§ **Given request**
Return the material word for word. Do not include pictures.

§ **Material provided**
<<<<
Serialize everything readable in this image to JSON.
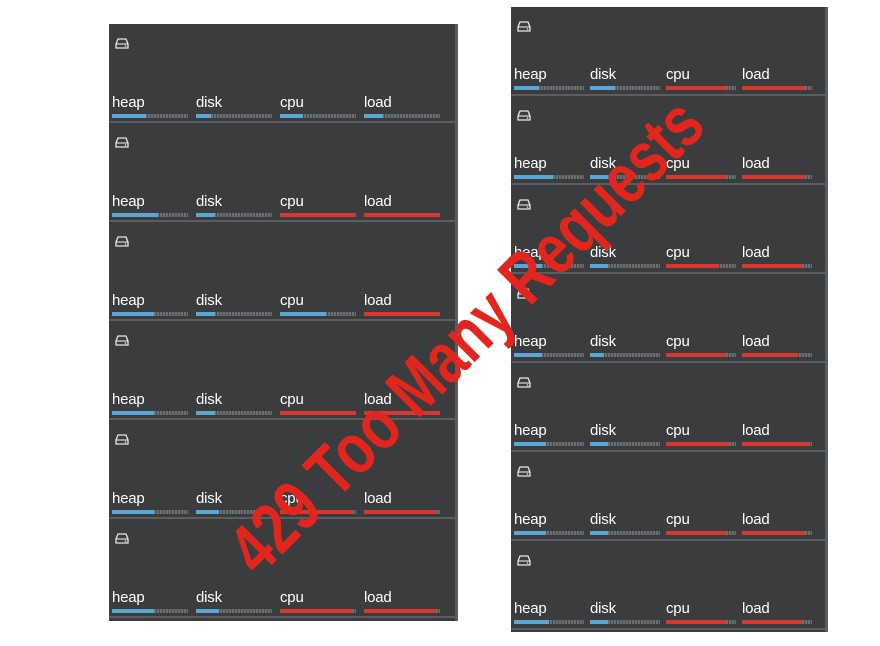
{
  "colors": {
    "panel_bg": "#3a3c3e",
    "bar_blue": "#5aa6d6",
    "bar_red": "#d8362e",
    "overlay_red": "#e3261d"
  },
  "overlay": {
    "text": "429 Too Many Requests"
  },
  "metric_labels": [
    "heap",
    "disk",
    "cpu",
    "load"
  ],
  "left_panel": {
    "nodes": [
      {
        "icon": "drive-icon",
        "bars": [
          {
            "fill": 0.45,
            "color": "blue"
          },
          {
            "fill": 0.2,
            "color": "blue"
          },
          {
            "fill": 0.3,
            "color": "blue"
          },
          {
            "fill": 0.25,
            "color": "blue"
          }
        ]
      },
      {
        "icon": "drive-icon",
        "bars": [
          {
            "fill": 0.6,
            "color": "blue"
          },
          {
            "fill": 0.25,
            "color": "blue"
          },
          {
            "fill": 1.0,
            "color": "red"
          },
          {
            "fill": 1.0,
            "color": "red"
          }
        ]
      },
      {
        "icon": "drive-icon",
        "bars": [
          {
            "fill": 0.55,
            "color": "blue"
          },
          {
            "fill": 0.25,
            "color": "blue"
          },
          {
            "fill": 0.6,
            "color": "blue"
          },
          {
            "fill": 1.0,
            "color": "red"
          }
        ]
      },
      {
        "icon": "drive-icon",
        "bars": [
          {
            "fill": 0.55,
            "color": "blue"
          },
          {
            "fill": 0.25,
            "color": "blue"
          },
          {
            "fill": 1.0,
            "color": "red"
          },
          {
            "fill": 1.0,
            "color": "red"
          }
        ]
      },
      {
        "icon": "drive-icon",
        "bars": [
          {
            "fill": 0.55,
            "color": "blue"
          },
          {
            "fill": 0.3,
            "color": "blue"
          },
          {
            "fill": 0.95,
            "color": "red"
          },
          {
            "fill": 0.95,
            "color": "red"
          }
        ]
      },
      {
        "icon": "drive-icon",
        "bars": [
          {
            "fill": 0.55,
            "color": "blue"
          },
          {
            "fill": 0.3,
            "color": "blue"
          },
          {
            "fill": 0.95,
            "color": "red"
          },
          {
            "fill": 0.95,
            "color": "red"
          }
        ]
      }
    ]
  },
  "right_panel": {
    "nodes": [
      {
        "icon": "drive-icon",
        "bars": [
          {
            "fill": 0.35,
            "color": "blue"
          },
          {
            "fill": 0.35,
            "color": "blue"
          },
          {
            "fill": 0.85,
            "color": "red"
          },
          {
            "fill": 0.9,
            "color": "red"
          }
        ]
      },
      {
        "icon": "drive-icon",
        "bars": [
          {
            "fill": 0.55,
            "color": "blue"
          },
          {
            "fill": 0.25,
            "color": "blue"
          },
          {
            "fill": 0.85,
            "color": "red"
          },
          {
            "fill": 0.9,
            "color": "red"
          }
        ]
      },
      {
        "icon": "drive-icon",
        "bars": [
          {
            "fill": 0.4,
            "color": "blue"
          },
          {
            "fill": 0.25,
            "color": "blue"
          },
          {
            "fill": 0.75,
            "color": "red"
          },
          {
            "fill": 0.85,
            "color": "red"
          }
        ]
      },
      {
        "icon": "drive-icon",
        "bars": [
          {
            "fill": 0.4,
            "color": "blue"
          },
          {
            "fill": 0.2,
            "color": "blue"
          },
          {
            "fill": 0.85,
            "color": "red"
          },
          {
            "fill": 0.8,
            "color": "red"
          }
        ]
      },
      {
        "icon": "drive-icon",
        "bars": [
          {
            "fill": 0.45,
            "color": "blue"
          },
          {
            "fill": 0.25,
            "color": "blue"
          },
          {
            "fill": 0.9,
            "color": "red"
          },
          {
            "fill": 0.95,
            "color": "red"
          }
        ]
      },
      {
        "icon": "drive-icon",
        "bars": [
          {
            "fill": 0.45,
            "color": "blue"
          },
          {
            "fill": 0.25,
            "color": "blue"
          },
          {
            "fill": 0.85,
            "color": "red"
          },
          {
            "fill": 0.9,
            "color": "red"
          }
        ]
      },
      {
        "icon": "drive-icon",
        "bars": [
          {
            "fill": 0.5,
            "color": "blue"
          },
          {
            "fill": 0.25,
            "color": "blue"
          },
          {
            "fill": 0.85,
            "color": "red"
          },
          {
            "fill": 0.85,
            "color": "red"
          }
        ]
      }
    ]
  }
}
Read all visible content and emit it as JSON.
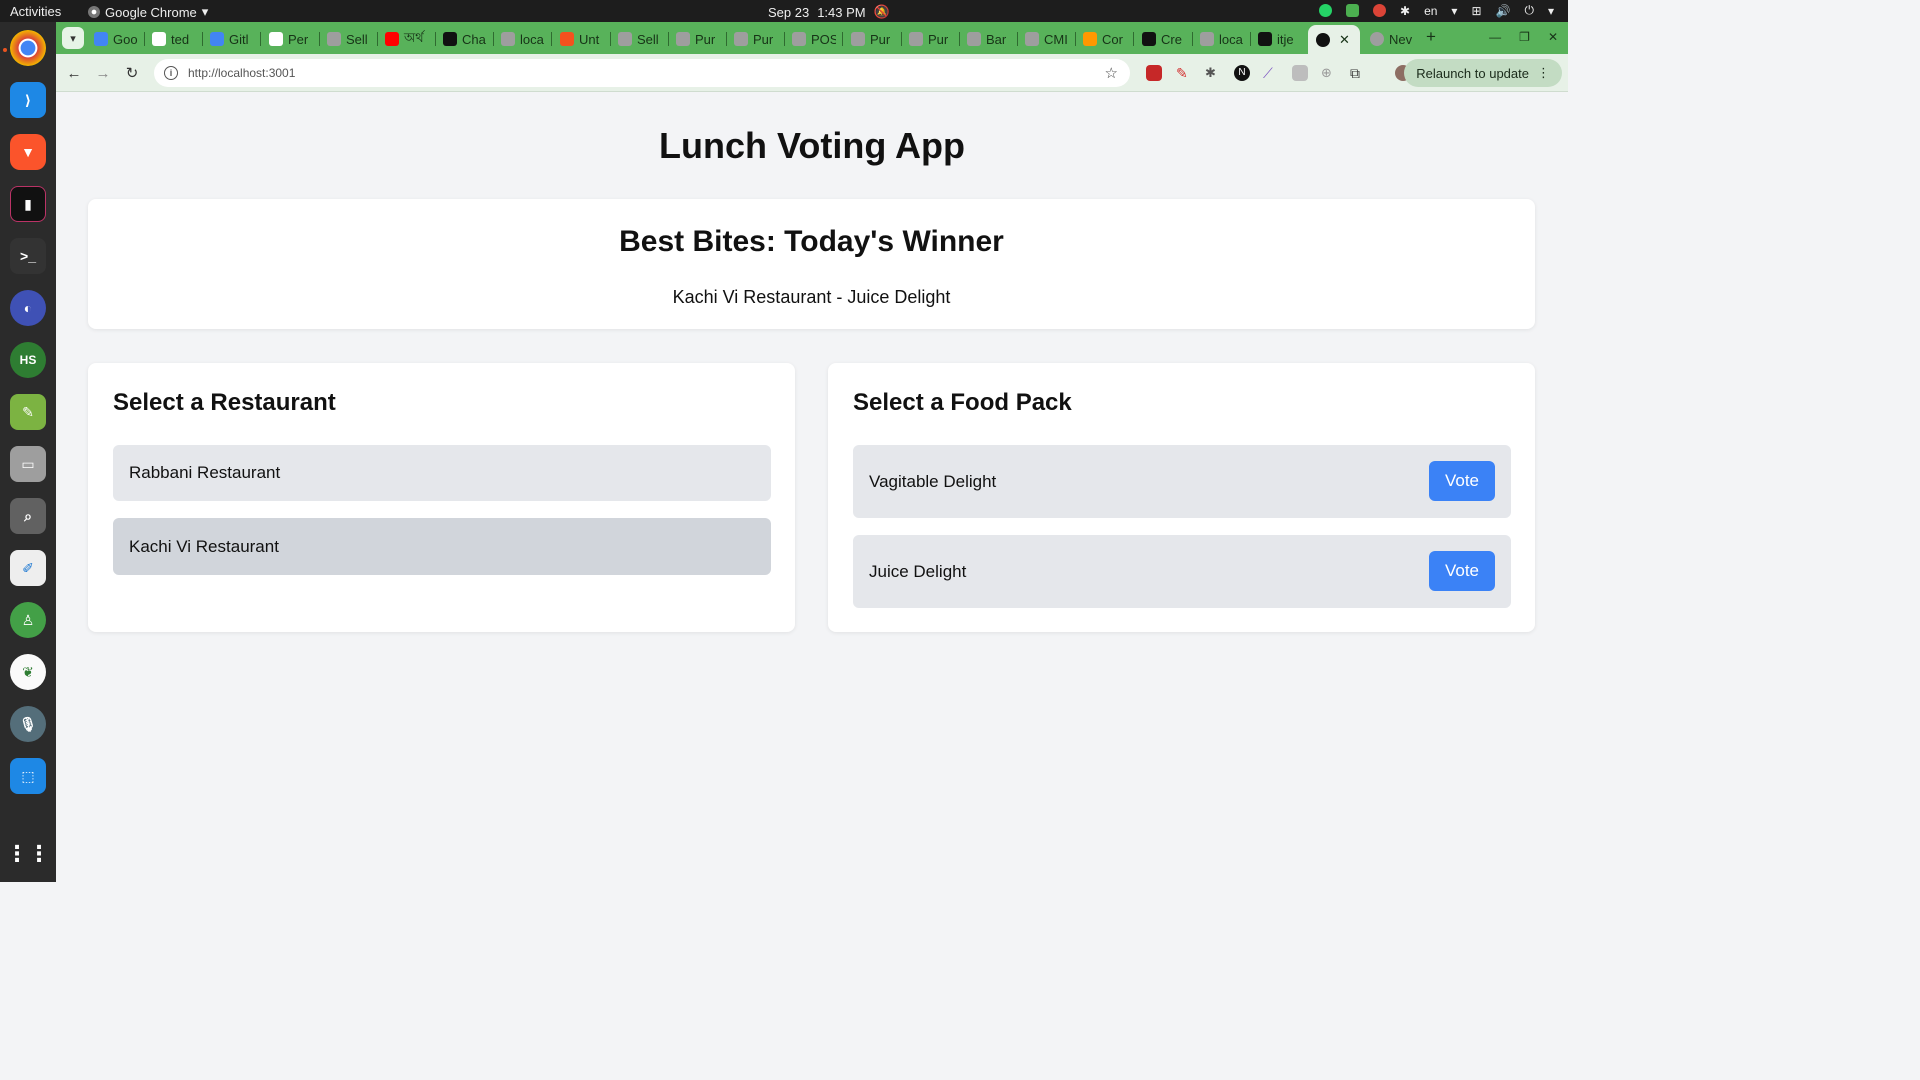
>>>>
§ **The answer**
Serialize everything readable in this image to JSON.
{
  "colors": {
    "panel_bg": "#3a3c3e",
    "bar_blue": "#5aa6d6",
    "bar_red": "#d8362e",
    "overlay_red": "#e3261d"
  },
  "overlay": {
    "text": "429 Too Many Requests"
  },
  "metric_labels": [
    "heap",
    "disk",
    "cpu",
    "load"
  ],
  "left_panel": {
    "nodes": [
      {
        "icon": "drive-icon",
        "bars": [
          {
            "fill": 0.45,
            "color": "blue"
          },
          {
            "fill": 0.2,
            "color": "blue"
          },
          {
            "fill": 0.3,
            "color": "blue"
          },
          {
            "fill": 0.25,
            "color": "blue"
          }
        ]
      },
      {
        "icon": "drive-icon",
        "bars": [
          {
            "fill": 0.6,
            "color": "blue"
          },
          {
            "fill": 0.25,
            "color": "blue"
          },
          {
            "fill": 1.0,
            "color": "red"
          },
          {
            "fill": 1.0,
            "color": "red"
          }
        ]
      },
      {
        "icon": "drive-icon",
        "bars": [
          {
            "fill": 0.55,
            "color": "blue"
          },
          {
            "fill": 0.25,
            "color": "blue"
          },
          {
            "fill": 0.6,
            "color": "blue"
          },
          {
            "fill": 1.0,
            "color": "red"
          }
        ]
      },
      {
        "icon": "drive-icon",
        "bars": [
          {
            "fill": 0.55,
            "color": "blue"
          },
          {
            "fill": 0.25,
            "color": "blue"
          },
          {
            "fill": 1.0,
            "color": "red"
          },
          {
            "fill": 1.0,
            "color": "red"
          }
        ]
      },
      {
        "icon": "drive-icon",
        "bars": [
          {
            "fill": 0.55,
            "color": "blue"
          },
          {
            "fill": 0.3,
            "color": "blue"
          },
          {
            "fill": 0.95,
            "color": "red"
          },
          {
            "fill": 0.95,
            "color": "red"
          }
        ]
      },
      {
        "icon": "drive-icon",
        "bars": [
          {
            "fill": 0.55,
            "color": "blue"
          },
          {
            "fill": 0.3,
            "color": "blue"
          },
          {
            "fill": 0.95,
            "color": "red"
          },
          {
            "fill": 0.95,
            "color": "red"
          }
        ]
      }
    ]
  },
  "right_panel": {
    "nodes": [
      {
        "icon": "drive-icon",
        "bars": [
          {
            "fill": 0.35,
            "color": "blue"
          },
          {
            "fill": 0.35,
            "color": "blue"
          },
          {
            "fill": 0.85,
            "color": "red"
          },
          {
            "fill": 0.9,
            "color": "red"
          }
        ]
      },
      {
        "icon": "drive-icon",
        "bars": [
          {
            "fill": 0.55,
            "color": "blue"
          },
          {
            "fill": 0.25,
            "color": "blue"
          },
          {
            "fill": 0.85,
            "color": "red"
          },
          {
            "fill": 0.9,
            "color": "red"
          }
        ]
      },
      {
        "icon": "drive-icon",
        "bars": [
          {
            "fill": 0.4,
            "color": "blue"
          },
          {
            "fill": 0.25,
            "color": "blue"
          },
          {
            "fill": 0.75,
            "color": "red"
          },
          {
            "fill": 0.85,
            "color": "red"
          }
        ]
      },
      {
        "icon": "drive-icon",
        "bars": [
          {
            "fill": 0.4,
            "color": "blue"
          },
          {
            "fill": 0.2,
            "color": "blue"
          },
          {
            "fill": 0.85,
            "color": "red"
          },
          {
            "fill": 0.8,
            "color": "red"
          }
        ]
      },
      {
        "icon": "drive-icon",
        "bars": [
          {
            "fill": 0.45,
            "color": "blue"
          },
          {
            "fill": 0.25,
            "color": "blue"
          },
          {
            "fill": 0.9,
            "color": "red"
          },
          {
            "fill": 0.95,
            "color": "red"
          }
        ]
      },
      {
        "icon": "drive-icon",
        "bars": [
          {
            "fill": 0.45,
            "color": "blue"
          },
          {
            "fill": 0.25,
            "color": "blue"
          },
          {
            "fill": 0.85,
            "color": "red"
          },
          {
            "fill": 0.9,
            "color": "red"
          }
        ]
      },
      {
        "icon": "drive-icon",
        "bars": [
          {
            "fill": 0.5,
            "color": "blue"
          },
          {
            "fill": 0.25,
            "color": "blue"
          },
          {
            "fill": 0.85,
            "color": "red"
          },
          {
            "fill": 0.85,
            "color": "red"
          }
        ]
      }
    ]
  }
}
Read all visible content and emit it as JSON.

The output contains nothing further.